--- BEGIN ---
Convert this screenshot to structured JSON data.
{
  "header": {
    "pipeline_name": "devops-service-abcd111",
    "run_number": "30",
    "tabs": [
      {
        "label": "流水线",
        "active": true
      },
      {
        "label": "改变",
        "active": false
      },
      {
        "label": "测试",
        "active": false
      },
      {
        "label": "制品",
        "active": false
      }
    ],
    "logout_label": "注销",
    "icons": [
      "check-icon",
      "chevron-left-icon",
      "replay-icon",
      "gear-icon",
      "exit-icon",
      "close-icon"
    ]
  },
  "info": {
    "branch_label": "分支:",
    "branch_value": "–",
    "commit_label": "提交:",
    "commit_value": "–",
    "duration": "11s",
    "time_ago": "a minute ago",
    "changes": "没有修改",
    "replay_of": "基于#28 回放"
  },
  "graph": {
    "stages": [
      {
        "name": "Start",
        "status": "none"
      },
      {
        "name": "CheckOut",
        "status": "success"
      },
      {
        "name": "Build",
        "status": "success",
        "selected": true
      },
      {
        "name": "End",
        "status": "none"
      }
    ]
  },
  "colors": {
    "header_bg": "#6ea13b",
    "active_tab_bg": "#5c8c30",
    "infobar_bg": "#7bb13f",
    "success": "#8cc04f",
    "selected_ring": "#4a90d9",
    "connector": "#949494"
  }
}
--- END ---
» **WHAT YOU SHOULD DO**
Reproduce the full set of records precisely.

» **EXERCISE SOLUTION**
Convert this screenshot to structured JSON data.
{
  "header": {
    "pipeline_name": "devops-service-abcd111",
    "run_number": "30",
    "tabs": [
      {
        "label": "流水线",
        "active": true
      },
      {
        "label": "改变",
        "active": false
      },
      {
        "label": "测试",
        "active": false
      },
      {
        "label": "制品",
        "active": false
      }
    ],
    "logout_label": "注销",
    "icons": [
      "check-icon",
      "chevron-left-icon",
      "replay-icon",
      "gear-icon",
      "exit-icon",
      "close-icon"
    ]
  },
  "info": {
    "branch_label": "分支:",
    "branch_value": "–",
    "commit_label": "提交:",
    "commit_value": "–",
    "duration": "11s",
    "time_ago": "a minute ago",
    "changes": "没有修改",
    "replay_of": "基于#28 回放"
  },
  "graph": {
    "stages": [
      {
        "name": "Start",
        "status": "none"
      },
      {
        "name": "CheckOut",
        "status": "success"
      },
      {
        "name": "Build",
        "status": "success",
        "selected": true
      },
      {
        "name": "End",
        "status": "none"
      }
    ]
  },
  "colors": {
    "header_bg": "#6ea13b",
    "active_tab_bg": "#5c8c30",
    "infobar_bg": "#7bb13f",
    "success": "#8cc04f",
    "selected_ring": "#4a90d9",
    "connector": "#949494"
  }
}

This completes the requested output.